* [PROBLEM TO SOLVE] Where a line in the listing below contains the word "description", copy that line.

* [RAW RECORDS]
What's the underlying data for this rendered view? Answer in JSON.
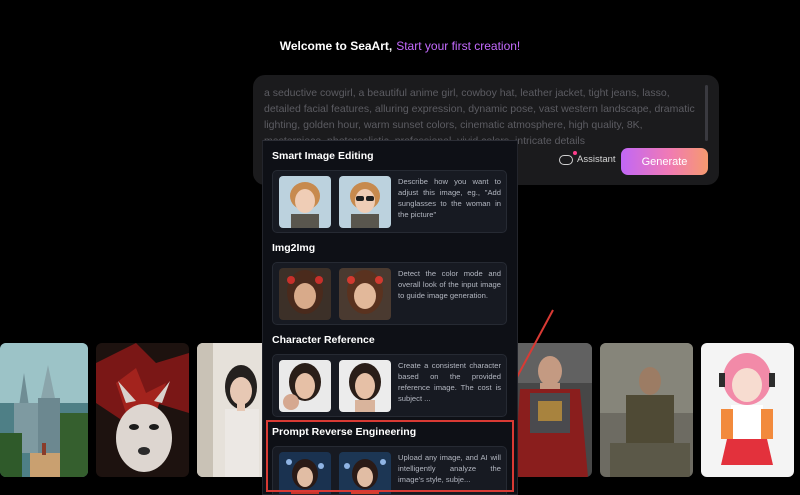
{
  "welcome": {
    "title": "Welcome to SeaArt,",
    "highlight": "Start your first creation!"
  },
  "prompt": {
    "text": "a seductive cowgirl, a beautiful anime girl, cowboy hat, leather jacket, tight jeans, lasso, detailed facial features, alluring expression, dynamic pose, vast western landscape, dramatic lighting, golden hour, warm sunset colors, cinematic atmosphere, high quality, 8K, masterpiece, photorealistic, professional, vivid colors, intricate details"
  },
  "toolbar": {
    "assistant_label": "Assistant",
    "generate_label": "Generate"
  },
  "dropdown": {
    "sections": [
      {
        "title": "Smart Image Editing",
        "description": "Describe how you want to adjust this image, eg., \"Add sunglasses to the woman in the picture\""
      },
      {
        "title": "Img2Img",
        "description": "Detect the color mode and overall look of the input image to guide image generation."
      },
      {
        "title": "Character Reference",
        "description": "Create a consistent character based on the provided reference image. The cost is subject ..."
      },
      {
        "title": "Prompt Reverse Engineering",
        "description": "Upload any image, and AI will intelligently analyze the image's style, subje..."
      }
    ]
  },
  "colors": {
    "accent_purple": "#c56bff",
    "generate_gradient_start": "#c167f6",
    "generate_gradient_end": "#f69a6f",
    "annotation_red": "#d93a34",
    "dropdown_bg": "#0e1016"
  },
  "icons": {
    "assistant": "assistant-icon"
  }
}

* [SOLUTION]
        "description": "Describe how you want to adjust this image, eg., \"Add sunglasses to the woman in the picture\""
        "description": "Detect the color mode and overall look of the input image to guide image generation."
        "description": "Create a consistent character based on the provided reference image. The cost is subject ..."
        "description": "Upload any image, and AI will intelligently analyze the image's style, subje..."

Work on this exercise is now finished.